**Task objective**
Give back every line exactly as it appears, pictures excluded.

**Record list**
.....

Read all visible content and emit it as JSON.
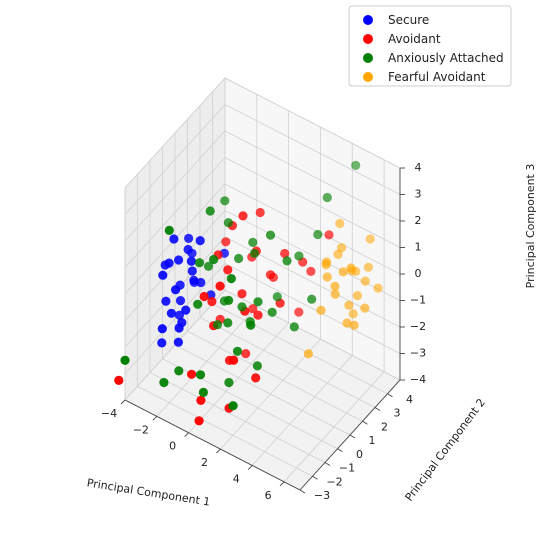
{
  "chart_data": {
    "type": "scatter",
    "projection": "3d",
    "grid": true,
    "legend_position": "top-right",
    "xlabel": "Principal Component 1",
    "ylabel": "Principal Component 2",
    "zlabel": "Principal Component 3",
    "xlim": [
      -4,
      7
    ],
    "ylim": [
      -3,
      5
    ],
    "zlim": [
      -4,
      4
    ],
    "xticks": [
      -4,
      -2,
      0,
      2,
      4,
      6
    ],
    "yticks": [
      -3,
      -2,
      -1,
      0,
      1,
      2,
      3,
      4
    ],
    "zticks": [
      -4,
      -3,
      -2,
      -1,
      0,
      1,
      2,
      3,
      4
    ],
    "series": [
      {
        "name": "Secure",
        "color": "#0000ff",
        "points": [
          [
            -2.5,
            -1,
            1.5
          ],
          [
            -2,
            -0.5,
            1
          ],
          [
            -2.2,
            -1,
            0.8
          ],
          [
            -2.8,
            -1,
            0.5
          ],
          [
            -2,
            -1.5,
            0
          ],
          [
            -2.5,
            -0.5,
            -0.5
          ],
          [
            -3,
            -1,
            -1
          ],
          [
            -2,
            -1,
            -1.5
          ],
          [
            -2.5,
            -1.2,
            -1.2
          ],
          [
            -1.8,
            -0.3,
            -0.2
          ],
          [
            -2.8,
            -1.5,
            0.3
          ],
          [
            -1.5,
            -0.8,
            0.5
          ],
          [
            -2.2,
            -0.2,
            1.2
          ],
          [
            -3.2,
            -0.8,
            0.2
          ],
          [
            -1.6,
            -1.2,
            -0.8
          ],
          [
            -2.4,
            -0.6,
            -1
          ],
          [
            -1.2,
            -0.5,
            0
          ],
          [
            -2.6,
            -1.8,
            -1.5
          ],
          [
            -2,
            0,
            -0.5
          ],
          [
            -1.4,
            -1,
            1
          ],
          [
            -2.7,
            -0.3,
            -1.8
          ],
          [
            -1.9,
            -1.4,
            -2
          ],
          [
            -3.1,
            -1.2,
            -2.5
          ],
          [
            -0.5,
            0.5,
            0.8
          ],
          [
            -0.8,
            -0.2,
            -0.5
          ],
          [
            -1,
            -0.8,
            1.8
          ],
          [
            -2.3,
            0.2,
            0.4
          ],
          [
            -1.7,
            -1.6,
            -1.3
          ]
        ]
      },
      {
        "name": "Avoidant",
        "color": "#ff0000",
        "points": [
          [
            0,
            0.5,
            2
          ],
          [
            0.5,
            -0.5,
            1
          ],
          [
            1,
            0,
            0
          ],
          [
            -0.5,
            -0.5,
            -0.5
          ],
          [
            1.5,
            0.5,
            1.5
          ],
          [
            2,
            1,
            0.5
          ],
          [
            0,
            -1,
            -1
          ],
          [
            0.5,
            1.5,
            -1.5
          ],
          [
            1,
            -1,
            -2
          ],
          [
            2,
            0,
            -0.5
          ],
          [
            -0.5,
            0,
            1
          ],
          [
            1.2,
            1.2,
            2.5
          ],
          [
            1.8,
            -0.8,
            0
          ],
          [
            0.2,
            1.8,
            0.2
          ],
          [
            0.8,
            -1.5,
            1
          ],
          [
            2.5,
            1.5,
            1.2
          ],
          [
            3,
            0.5,
            0
          ],
          [
            -1,
            0.8,
            -2
          ],
          [
            -0.6,
            -2,
            -2.5
          ],
          [
            0.3,
            -2.4,
            -3
          ],
          [
            1.6,
            -1.8,
            -3.2
          ],
          [
            2.6,
            2.5,
            -1.5
          ],
          [
            3.4,
            1.8,
            1
          ],
          [
            -1.2,
            1.5,
            0.5
          ],
          [
            0.6,
            0.8,
            -2.8
          ],
          [
            2.2,
            -2.2,
            -1
          ],
          [
            -0.2,
            -1.5,
            0.3
          ],
          [
            1.4,
            2,
            -0.3
          ],
          [
            3.6,
            2.2,
            0.5
          ],
          [
            0.9,
            0.2,
            2.8
          ],
          [
            4.5,
            2.5,
            2
          ],
          [
            2.8,
            -1.2,
            -2
          ],
          [
            -4,
            -3.5,
            -3
          ],
          [
            0.5,
            -2.8,
            -3.5
          ]
        ]
      },
      {
        "name": "Anxiously Attached",
        "color": "#008000",
        "points": [
          [
            -1,
            0,
            2.5
          ],
          [
            0,
            -1,
            1.5
          ],
          [
            1,
            1,
            1
          ],
          [
            2,
            0,
            0
          ],
          [
            -0.5,
            0.5,
            -1
          ],
          [
            0.5,
            -0.5,
            -1
          ],
          [
            1.5,
            -1,
            -1.5
          ],
          [
            -1,
            -1,
            -0.5
          ],
          [
            0,
            1,
            0.5
          ],
          [
            1,
            0,
            -0.5
          ],
          [
            2,
            1,
            2
          ],
          [
            -1.5,
            0.5,
            0
          ],
          [
            0.5,
            1.5,
            1
          ],
          [
            1.5,
            -1.5,
            1.5
          ],
          [
            2.5,
            0.5,
            -0.5
          ],
          [
            -0.2,
            -1.8,
            -2.5
          ],
          [
            0.8,
            -0.8,
            -3
          ],
          [
            3,
            2,
            1
          ],
          [
            3.5,
            1,
            -1
          ],
          [
            4,
            3,
            3
          ],
          [
            5,
            4,
            4
          ],
          [
            -2,
            -2,
            2.5
          ],
          [
            -0.8,
            1.2,
            1.5
          ],
          [
            1.2,
            0.4,
            -1.2
          ],
          [
            2.2,
            -0.3,
            -2.2
          ],
          [
            -1.8,
            -1.5,
            -3
          ],
          [
            2.8,
            -1.6,
            0.2
          ],
          [
            3.2,
            0.8,
            1.5
          ],
          [
            0.3,
            -2.2,
            -2.8
          ],
          [
            -1.2,
            -0.6,
            0.8
          ],
          [
            1.8,
            1.8,
            -0.8
          ],
          [
            -2.5,
            -1.8,
            -3.5
          ],
          [
            4.2,
            1.5,
            0
          ],
          [
            2.4,
            -2.5,
            -2.5
          ],
          [
            -0.7,
            0.2,
            -1.8
          ],
          [
            1.1,
            -1.2,
            0.4
          ],
          [
            3.8,
            2.5,
            1.8
          ],
          [
            -4,
            -3,
            -2.5
          ],
          [
            -1.5,
            1.8,
            1.8
          ]
        ]
      },
      {
        "name": "Fearful Avoidant",
        "color": "#ffa500",
        "points": [
          [
            4,
            3,
            0
          ],
          [
            4.5,
            3.5,
            1
          ],
          [
            5,
            3,
            0.5
          ],
          [
            5.5,
            3.5,
            -0.5
          ],
          [
            4,
            2.5,
            -1
          ],
          [
            5,
            4,
            0
          ],
          [
            4.5,
            3,
            -0.5
          ],
          [
            5.5,
            3,
            0.8
          ],
          [
            6,
            3.5,
            0.2
          ],
          [
            5.2,
            3.2,
            -0.8
          ],
          [
            4.2,
            3.6,
            0.6
          ],
          [
            4.8,
            2.6,
            0.1
          ],
          [
            5.8,
            4,
            0.4
          ],
          [
            4.6,
            4.2,
            -0.2
          ],
          [
            5.4,
            2.8,
            -1.2
          ],
          [
            6.2,
            3.2,
            -0.6
          ],
          [
            4.4,
            2.4,
            0.9
          ],
          [
            5.6,
            4.4,
            1.2
          ],
          [
            3.8,
            3.2,
            0.4
          ],
          [
            6.4,
            4,
            -0.2
          ],
          [
            5,
            3.8,
            -1.5
          ],
          [
            4,
            4,
            1.5
          ],
          [
            6,
            2.6,
            -1
          ],
          [
            3.6,
            2,
            -2.5
          ]
        ]
      }
    ]
  }
}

.....

**The output**
Read all visible content and emit it as JSON.
{
  "chart_data": {
    "type": "scatter",
    "projection": "3d",
    "grid": true,
    "legend_position": "top-right",
    "xlabel": "Principal Component 1",
    "ylabel": "Principal Component 2",
    "zlabel": "Principal Component 3",
    "xlim": [
      -4,
      7
    ],
    "ylim": [
      -3,
      5
    ],
    "zlim": [
      -4,
      4
    ],
    "xticks": [
      -4,
      -2,
      0,
      2,
      4,
      6
    ],
    "yticks": [
      -3,
      -2,
      -1,
      0,
      1,
      2,
      3,
      4
    ],
    "zticks": [
      -4,
      -3,
      -2,
      -1,
      0,
      1,
      2,
      3,
      4
    ],
    "series": [
      {
        "name": "Secure",
        "color": "#0000ff",
        "points": [
          [
            -2.5,
            -1,
            1.5
          ],
          [
            -2,
            -0.5,
            1
          ],
          [
            -2.2,
            -1,
            0.8
          ],
          [
            -2.8,
            -1,
            0.5
          ],
          [
            -2,
            -1.5,
            0
          ],
          [
            -2.5,
            -0.5,
            -0.5
          ],
          [
            -3,
            -1,
            -1
          ],
          [
            -2,
            -1,
            -1.5
          ],
          [
            -2.5,
            -1.2,
            -1.2
          ],
          [
            -1.8,
            -0.3,
            -0.2
          ],
          [
            -2.8,
            -1.5,
            0.3
          ],
          [
            -1.5,
            -0.8,
            0.5
          ],
          [
            -2.2,
            -0.2,
            1.2
          ],
          [
            -3.2,
            -0.8,
            0.2
          ],
          [
            -1.6,
            -1.2,
            -0.8
          ],
          [
            -2.4,
            -0.6,
            -1
          ],
          [
            -1.2,
            -0.5,
            0
          ],
          [
            -2.6,
            -1.8,
            -1.5
          ],
          [
            -2,
            0,
            -0.5
          ],
          [
            -1.4,
            -1,
            1
          ],
          [
            -2.7,
            -0.3,
            -1.8
          ],
          [
            -1.9,
            -1.4,
            -2
          ],
          [
            -3.1,
            -1.2,
            -2.5
          ],
          [
            -0.5,
            0.5,
            0.8
          ],
          [
            -0.8,
            -0.2,
            -0.5
          ],
          [
            -1,
            -0.8,
            1.8
          ],
          [
            -2.3,
            0.2,
            0.4
          ],
          [
            -1.7,
            -1.6,
            -1.3
          ]
        ]
      },
      {
        "name": "Avoidant",
        "color": "#ff0000",
        "points": [
          [
            0,
            0.5,
            2
          ],
          [
            0.5,
            -0.5,
            1
          ],
          [
            1,
            0,
            0
          ],
          [
            -0.5,
            -0.5,
            -0.5
          ],
          [
            1.5,
            0.5,
            1.5
          ],
          [
            2,
            1,
            0.5
          ],
          [
            0,
            -1,
            -1
          ],
          [
            0.5,
            1.5,
            -1.5
          ],
          [
            1,
            -1,
            -2
          ],
          [
            2,
            0,
            -0.5
          ],
          [
            -0.5,
            0,
            1
          ],
          [
            1.2,
            1.2,
            2.5
          ],
          [
            1.8,
            -0.8,
            0
          ],
          [
            0.2,
            1.8,
            0.2
          ],
          [
            0.8,
            -1.5,
            1
          ],
          [
            2.5,
            1.5,
            1.2
          ],
          [
            3,
            0.5,
            0
          ],
          [
            -1,
            0.8,
            -2
          ],
          [
            -0.6,
            -2,
            -2.5
          ],
          [
            0.3,
            -2.4,
            -3
          ],
          [
            1.6,
            -1.8,
            -3.2
          ],
          [
            2.6,
            2.5,
            -1.5
          ],
          [
            3.4,
            1.8,
            1
          ],
          [
            -1.2,
            1.5,
            0.5
          ],
          [
            0.6,
            0.8,
            -2.8
          ],
          [
            2.2,
            -2.2,
            -1
          ],
          [
            -0.2,
            -1.5,
            0.3
          ],
          [
            1.4,
            2,
            -0.3
          ],
          [
            3.6,
            2.2,
            0.5
          ],
          [
            0.9,
            0.2,
            2.8
          ],
          [
            4.5,
            2.5,
            2
          ],
          [
            2.8,
            -1.2,
            -2
          ],
          [
            -4,
            -3.5,
            -3
          ],
          [
            0.5,
            -2.8,
            -3.5
          ]
        ]
      },
      {
        "name": "Anxiously Attached",
        "color": "#008000",
        "points": [
          [
            -1,
            0,
            2.5
          ],
          [
            0,
            -1,
            1.5
          ],
          [
            1,
            1,
            1
          ],
          [
            2,
            0,
            0
          ],
          [
            -0.5,
            0.5,
            -1
          ],
          [
            0.5,
            -0.5,
            -1
          ],
          [
            1.5,
            -1,
            -1.5
          ],
          [
            -1,
            -1,
            -0.5
          ],
          [
            0,
            1,
            0.5
          ],
          [
            1,
            0,
            -0.5
          ],
          [
            2,
            1,
            2
          ],
          [
            -1.5,
            0.5,
            0
          ],
          [
            0.5,
            1.5,
            1
          ],
          [
            1.5,
            -1.5,
            1.5
          ],
          [
            2.5,
            0.5,
            -0.5
          ],
          [
            -0.2,
            -1.8,
            -2.5
          ],
          [
            0.8,
            -0.8,
            -3
          ],
          [
            3,
            2,
            1
          ],
          [
            3.5,
            1,
            -1
          ],
          [
            4,
            3,
            3
          ],
          [
            5,
            4,
            4
          ],
          [
            -2,
            -2,
            2.5
          ],
          [
            -0.8,
            1.2,
            1.5
          ],
          [
            1.2,
            0.4,
            -1.2
          ],
          [
            2.2,
            -0.3,
            -2.2
          ],
          [
            -1.8,
            -1.5,
            -3
          ],
          [
            2.8,
            -1.6,
            0.2
          ],
          [
            3.2,
            0.8,
            1.5
          ],
          [
            0.3,
            -2.2,
            -2.8
          ],
          [
            -1.2,
            -0.6,
            0.8
          ],
          [
            1.8,
            1.8,
            -0.8
          ],
          [
            -2.5,
            -1.8,
            -3.5
          ],
          [
            4.2,
            1.5,
            0
          ],
          [
            2.4,
            -2.5,
            -2.5
          ],
          [
            -0.7,
            0.2,
            -1.8
          ],
          [
            1.1,
            -1.2,
            0.4
          ],
          [
            3.8,
            2.5,
            1.8
          ],
          [
            -4,
            -3,
            -2.5
          ],
          [
            -1.5,
            1.8,
            1.8
          ]
        ]
      },
      {
        "name": "Fearful Avoidant",
        "color": "#ffa500",
        "points": [
          [
            4,
            3,
            0
          ],
          [
            4.5,
            3.5,
            1
          ],
          [
            5,
            3,
            0.5
          ],
          [
            5.5,
            3.5,
            -0.5
          ],
          [
            4,
            2.5,
            -1
          ],
          [
            5,
            4,
            0
          ],
          [
            4.5,
            3,
            -0.5
          ],
          [
            5.5,
            3,
            0.8
          ],
          [
            6,
            3.5,
            0.2
          ],
          [
            5.2,
            3.2,
            -0.8
          ],
          [
            4.2,
            3.6,
            0.6
          ],
          [
            4.8,
            2.6,
            0.1
          ],
          [
            5.8,
            4,
            0.4
          ],
          [
            4.6,
            4.2,
            -0.2
          ],
          [
            5.4,
            2.8,
            -1.2
          ],
          [
            6.2,
            3.2,
            -0.6
          ],
          [
            4.4,
            2.4,
            0.9
          ],
          [
            5.6,
            4.4,
            1.2
          ],
          [
            3.8,
            3.2,
            0.4
          ],
          [
            6.4,
            4,
            -0.2
          ],
          [
            5,
            3.8,
            -1.5
          ],
          [
            4,
            4,
            1.5
          ],
          [
            6,
            2.6,
            -1
          ],
          [
            3.6,
            2,
            -2.5
          ]
        ]
      }
    ]
  }
}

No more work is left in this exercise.